## Material for this task

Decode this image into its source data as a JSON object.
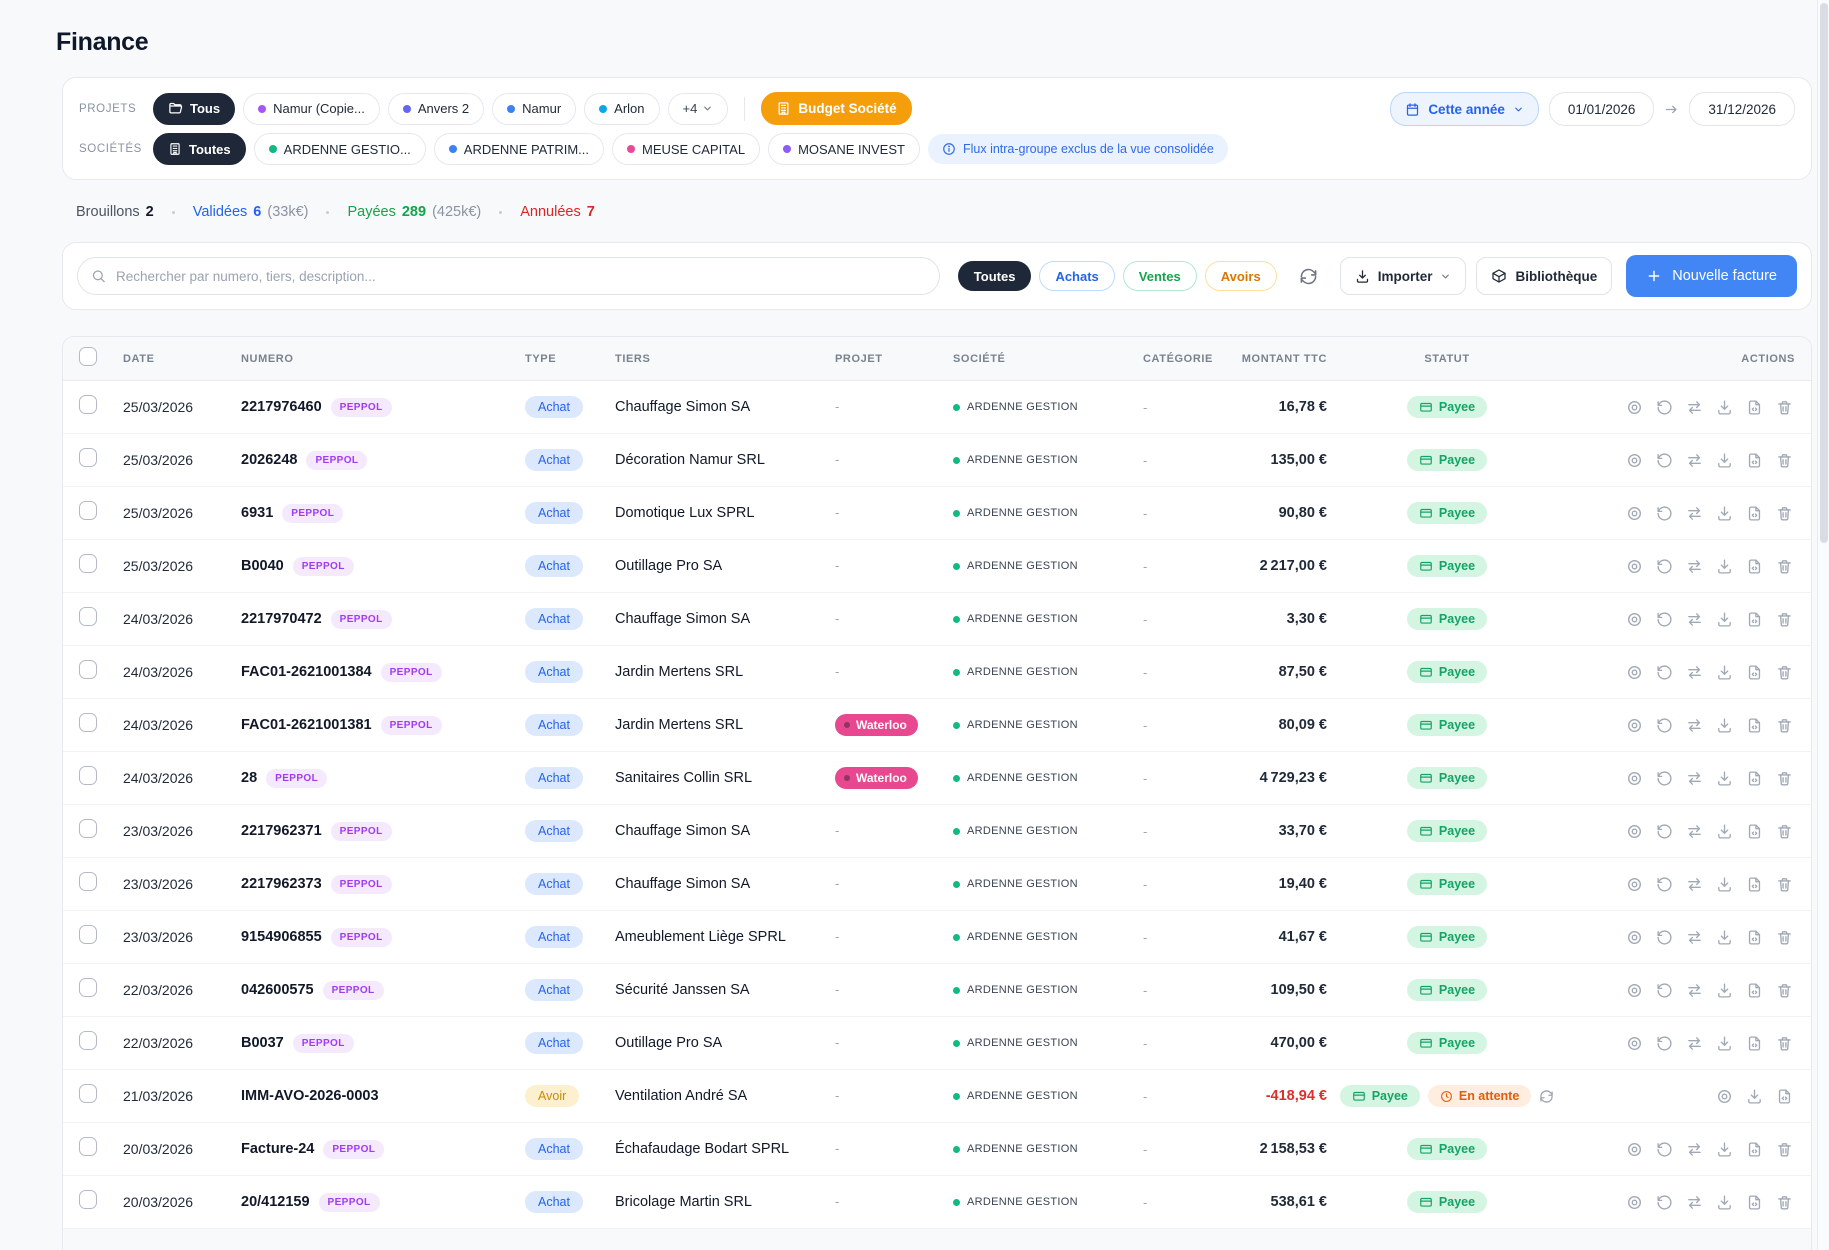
{
  "page": {
    "title": "Finance"
  },
  "filters": {
    "projects": {
      "label": "PROJETS",
      "all_chip": "Tous",
      "chips": [
        {
          "label": "Namur (Copie...",
          "dot": "#a855f7"
        },
        {
          "label": "Anvers 2",
          "dot": "#6366f1"
        },
        {
          "label": "Namur",
          "dot": "#3b82f6"
        },
        {
          "label": "Arlon",
          "dot": "#0ea5e9"
        }
      ],
      "more_chip": "+4",
      "budget_button": "Budget Société"
    },
    "companies": {
      "label": "SOCIÉTÉS",
      "all_chip": "Toutes",
      "chips": [
        {
          "label": "ARDENNE GESTIO...",
          "dot": "#10b981"
        },
        {
          "label": "ARDENNE PATRIM...",
          "dot": "#3b82f6"
        },
        {
          "label": "MEUSE CAPITAL",
          "dot": "#ec4899"
        },
        {
          "label": "MOSANE INVEST",
          "dot": "#8b5cf6"
        }
      ],
      "info_note": "Flux intra-groupe exclus de la vue consolidée"
    },
    "period": {
      "preset": "Cette année",
      "date_from": "01/01/2026",
      "date_to": "31/12/2026"
    }
  },
  "status_summary": [
    {
      "label": "Brouillons",
      "count": "2",
      "extra": "",
      "label_color": "#4b5563",
      "count_color": "#111827"
    },
    {
      "label": "Validées",
      "count": "6",
      "extra": "(33k€)",
      "label_color": "#2563eb",
      "count_color": "#2563eb"
    },
    {
      "label": "Payées",
      "count": "289",
      "extra": "(425k€)",
      "label_color": "#16a34a",
      "count_color": "#16a34a"
    },
    {
      "label": "Annulées",
      "count": "7",
      "extra": "",
      "label_color": "#dc2626",
      "count_color": "#dc2626"
    }
  ],
  "toolbar": {
    "search_placeholder": "Rechercher par numero, tiers, description...",
    "type_filters": [
      {
        "label": "Toutes",
        "style": "dark"
      },
      {
        "label": "Achats",
        "style": "blue"
      },
      {
        "label": "Ventes",
        "style": "green"
      },
      {
        "label": "Avoirs",
        "style": "amber"
      }
    ],
    "import_label": "Importer",
    "library_label": "Bibliothèque",
    "new_invoice_label": "Nouvelle facture"
  },
  "table": {
    "headers": [
      "DATE",
      "NUMERO",
      "TYPE",
      "TIERS",
      "PROJET",
      "SOCIÉTÉ",
      "CATÉGORIE",
      "MONTANT TTC",
      "STATUT",
      "ACTIONS"
    ],
    "peppol_label": "PEPPOL",
    "paid_label": "Payee",
    "pending_label": "En attente",
    "empty_dash": "-",
    "rows": [
      {
        "date": "25/03/2026",
        "numero": "2217976460",
        "peppol": true,
        "type": "Achat",
        "tiers": "Chauffage Simon SA",
        "projet": "",
        "societe": "ARDENNE GESTION",
        "categorie": "-",
        "montant": "16,78 €",
        "negative": false,
        "pending": false,
        "actions": "full"
      },
      {
        "date": "25/03/2026",
        "numero": "2026248",
        "peppol": true,
        "type": "Achat",
        "tiers": "Décoration Namur SRL",
        "projet": "",
        "societe": "ARDENNE GESTION",
        "categorie": "-",
        "montant": "135,00 €",
        "negative": false,
        "pending": false,
        "actions": "full"
      },
      {
        "date": "25/03/2026",
        "numero": "6931",
        "peppol": true,
        "type": "Achat",
        "tiers": "Domotique Lux SPRL",
        "projet": "",
        "societe": "ARDENNE GESTION",
        "categorie": "-",
        "montant": "90,80 €",
        "negative": false,
        "pending": false,
        "actions": "full"
      },
      {
        "date": "25/03/2026",
        "numero": "B0040",
        "peppol": true,
        "type": "Achat",
        "tiers": "Outillage Pro SA",
        "projet": "",
        "societe": "ARDENNE GESTION",
        "categorie": "-",
        "montant": "2 217,00 €",
        "negative": false,
        "pending": false,
        "actions": "full"
      },
      {
        "date": "24/03/2026",
        "numero": "2217970472",
        "peppol": true,
        "type": "Achat",
        "tiers": "Chauffage Simon SA",
        "projet": "",
        "societe": "ARDENNE GESTION",
        "categorie": "-",
        "montant": "3,30 €",
        "negative": false,
        "pending": false,
        "actions": "full"
      },
      {
        "date": "24/03/2026",
        "numero": "FAC01-2621001384",
        "peppol": true,
        "type": "Achat",
        "tiers": "Jardin Mertens SRL",
        "projet": "",
        "societe": "ARDENNE GESTION",
        "categorie": "-",
        "montant": "87,50 €",
        "negative": false,
        "pending": false,
        "actions": "full"
      },
      {
        "date": "24/03/2026",
        "numero": "FAC01-2621001381",
        "peppol": true,
        "type": "Achat",
        "tiers": "Jardin Mertens SRL",
        "projet": "Waterloo",
        "societe": "ARDENNE GESTION",
        "categorie": "-",
        "montant": "80,09 €",
        "negative": false,
        "pending": false,
        "actions": "full"
      },
      {
        "date": "24/03/2026",
        "numero": "28",
        "peppol": true,
        "type": "Achat",
        "tiers": "Sanitaires Collin SRL",
        "projet": "Waterloo",
        "societe": "ARDENNE GESTION",
        "categorie": "-",
        "montant": "4 729,23 €",
        "negative": false,
        "pending": false,
        "actions": "full"
      },
      {
        "date": "23/03/2026",
        "numero": "2217962371",
        "peppol": true,
        "type": "Achat",
        "tiers": "Chauffage Simon SA",
        "projet": "",
        "societe": "ARDENNE GESTION",
        "categorie": "-",
        "montant": "33,70 €",
        "negative": false,
        "pending": false,
        "actions": "full"
      },
      {
        "date": "23/03/2026",
        "numero": "2217962373",
        "peppol": true,
        "type": "Achat",
        "tiers": "Chauffage Simon SA",
        "projet": "",
        "societe": "ARDENNE GESTION",
        "categorie": "-",
        "montant": "19,40 €",
        "negative": false,
        "pending": false,
        "actions": "full"
      },
      {
        "date": "23/03/2026",
        "numero": "9154906855",
        "peppol": true,
        "type": "Achat",
        "tiers": "Ameublement Liège SPRL",
        "projet": "",
        "societe": "ARDENNE GESTION",
        "categorie": "-",
        "montant": "41,67 €",
        "negative": false,
        "pending": false,
        "actions": "full"
      },
      {
        "date": "22/03/2026",
        "numero": "042600575",
        "peppol": true,
        "type": "Achat",
        "tiers": "Sécurité Janssen SA",
        "projet": "",
        "societe": "ARDENNE GESTION",
        "categorie": "-",
        "montant": "109,50 €",
        "negative": false,
        "pending": false,
        "actions": "full"
      },
      {
        "date": "22/03/2026",
        "numero": "B0037",
        "peppol": true,
        "type": "Achat",
        "tiers": "Outillage Pro SA",
        "projet": "",
        "societe": "ARDENNE GESTION",
        "categorie": "-",
        "montant": "470,00 €",
        "negative": false,
        "pending": false,
        "actions": "full"
      },
      {
        "date": "21/03/2026",
        "numero": "IMM-AVO-2026-0003",
        "peppol": false,
        "type": "Avoir",
        "tiers": "Ventilation André SA",
        "projet": "",
        "societe": "ARDENNE GESTION",
        "categorie": "-",
        "montant": "-418,94 €",
        "negative": true,
        "pending": true,
        "actions": "limited"
      },
      {
        "date": "20/03/2026",
        "numero": "Facture-24",
        "peppol": true,
        "type": "Achat",
        "tiers": "Échafaudage Bodart SPRL",
        "projet": "",
        "societe": "ARDENNE GESTION",
        "categorie": "-",
        "montant": "2 158,53 €",
        "negative": false,
        "pending": false,
        "actions": "full"
      },
      {
        "date": "20/03/2026",
        "numero": "20/412159",
        "peppol": true,
        "type": "Achat",
        "tiers": "Bricolage Martin SRL",
        "projet": "",
        "societe": "ARDENNE GESTION",
        "categorie": "-",
        "montant": "538,61 €",
        "negative": false,
        "pending": false,
        "actions": "full"
      }
    ]
  },
  "colors": {
    "accent_blue": "#4285f4",
    "budget_orange": "#f59e0b",
    "paid_green": "#15a366",
    "pending_orange": "#e25c0c",
    "waterloo_pink": "#e8488f",
    "negative_red": "#e02d2d",
    "societe_dot_green": "#12b981"
  }
}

## What to produce
Search the entries for the word "Namur", then list each line that holds it.

## Completed exercise
          "label": "Namur (Copie...",
          "label": "Namur",
        "tiers": "Décoration Namur SRL",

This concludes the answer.